→ What you are asked to do:
Each record below is to be copied word for word, with pictures removed.

[start of Entries]

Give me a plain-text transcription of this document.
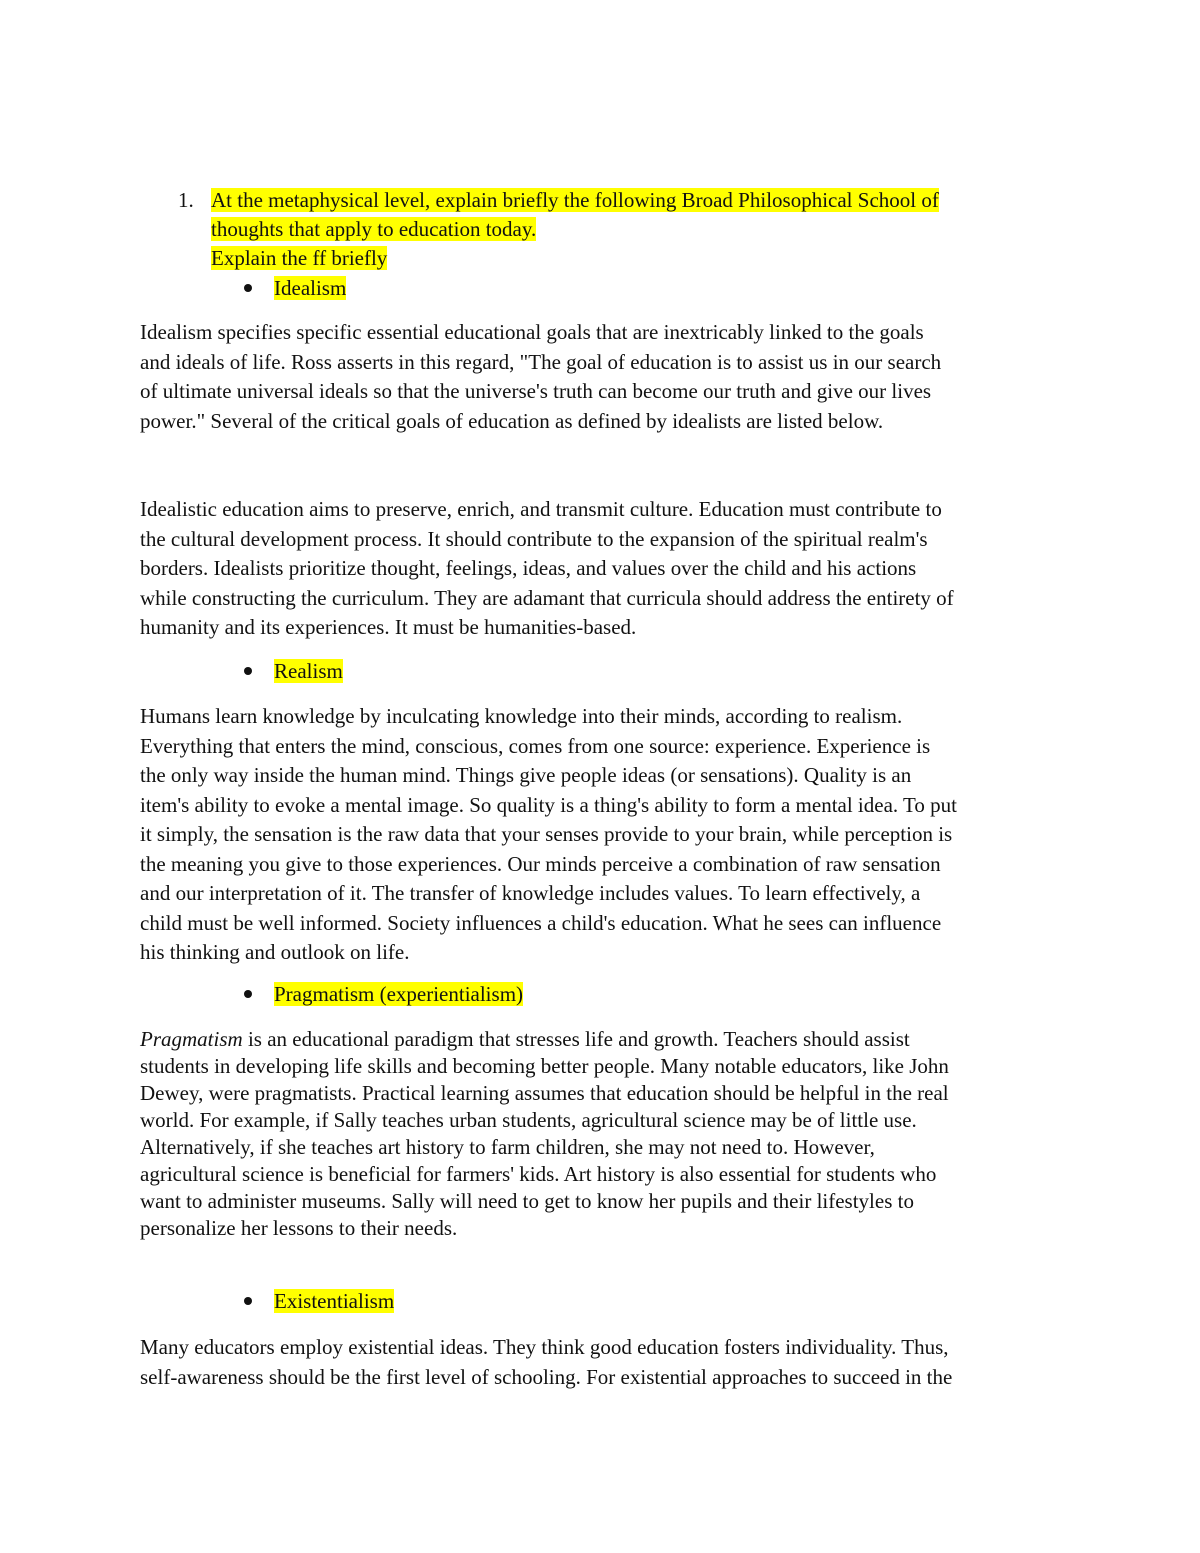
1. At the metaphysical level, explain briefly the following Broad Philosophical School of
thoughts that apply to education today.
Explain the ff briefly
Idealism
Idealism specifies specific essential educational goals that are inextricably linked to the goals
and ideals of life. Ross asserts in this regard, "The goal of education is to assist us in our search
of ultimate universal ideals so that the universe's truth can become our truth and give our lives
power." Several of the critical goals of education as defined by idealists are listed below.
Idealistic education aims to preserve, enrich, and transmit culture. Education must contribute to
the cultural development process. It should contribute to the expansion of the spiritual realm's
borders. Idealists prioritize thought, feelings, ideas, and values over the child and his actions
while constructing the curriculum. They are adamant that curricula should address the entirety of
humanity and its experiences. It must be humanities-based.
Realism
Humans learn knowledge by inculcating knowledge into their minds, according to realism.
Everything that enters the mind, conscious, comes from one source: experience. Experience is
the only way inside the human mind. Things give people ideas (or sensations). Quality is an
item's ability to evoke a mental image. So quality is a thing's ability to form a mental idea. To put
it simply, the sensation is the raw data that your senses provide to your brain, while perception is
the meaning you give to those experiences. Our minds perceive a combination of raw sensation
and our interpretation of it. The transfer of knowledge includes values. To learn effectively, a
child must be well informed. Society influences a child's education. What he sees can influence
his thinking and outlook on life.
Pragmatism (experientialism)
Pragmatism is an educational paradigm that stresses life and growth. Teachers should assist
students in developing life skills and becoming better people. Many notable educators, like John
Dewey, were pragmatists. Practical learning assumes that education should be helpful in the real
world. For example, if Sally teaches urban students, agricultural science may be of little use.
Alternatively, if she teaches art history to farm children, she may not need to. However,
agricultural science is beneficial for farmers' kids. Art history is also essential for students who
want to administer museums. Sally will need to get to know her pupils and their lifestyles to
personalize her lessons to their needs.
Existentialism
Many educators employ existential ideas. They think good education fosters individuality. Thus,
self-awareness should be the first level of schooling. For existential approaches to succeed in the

[end of Entries]

→ Answer to the task:
Give me a plain-text transcription of this document.
1. At the metaphysical level, explain briefly the following Broad Philosophical School of
thoughts that apply to education today.
Explain the ff briefly
Idealism
Idealism specifies specific essential educational goals that are inextricably linked to the goals
and ideals of life. Ross asserts in this regard, "The goal of education is to assist us in our search
of ultimate universal ideals so that the universe's truth can become our truth and give our lives
power." Several of the critical goals of education as defined by idealists are listed below.
Idealistic education aims to preserve, enrich, and transmit culture. Education must contribute to
the cultural development process. It should contribute to the expansion of the spiritual realm's
borders. Idealists prioritize thought, feelings, ideas, and values over the child and his actions
while constructing the curriculum. They are adamant that curricula should address the entirety of
humanity and its experiences. It must be humanities-based.
Realism
Humans learn knowledge by inculcating knowledge into their minds, according to realism.
Everything that enters the mind, conscious, comes from one source: experience. Experience is
the only way inside the human mind. Things give people ideas (or sensations). Quality is an
item's ability to evoke a mental image. So quality is a thing's ability to form a mental idea. To put
it simply, the sensation is the raw data that your senses provide to your brain, while perception is
the meaning you give to those experiences. Our minds perceive a combination of raw sensation
and our interpretation of it. The transfer of knowledge includes values. To learn effectively, a
child must be well informed. Society influences a child's education. What he sees can influence
his thinking and outlook on life.
Pragmatism (experientialism)
Pragmatism is an educational paradigm that stresses life and growth. Teachers should assist
students in developing life skills and becoming better people. Many notable educators, like John
Dewey, were pragmatists. Practical learning assumes that education should be helpful in the real
world. For example, if Sally teaches urban students, agricultural science may be of little use.
Alternatively, if she teaches art history to farm children, she may not need to. However,
agricultural science is beneficial for farmers' kids. Art history is also essential for students who
want to administer museums. Sally will need to get to know her pupils and their lifestyles to
personalize her lessons to their needs.
Existentialism
Many educators employ existential ideas. They think good education fosters individuality. Thus,
self-awareness should be the first level of schooling. For existential approaches to succeed in the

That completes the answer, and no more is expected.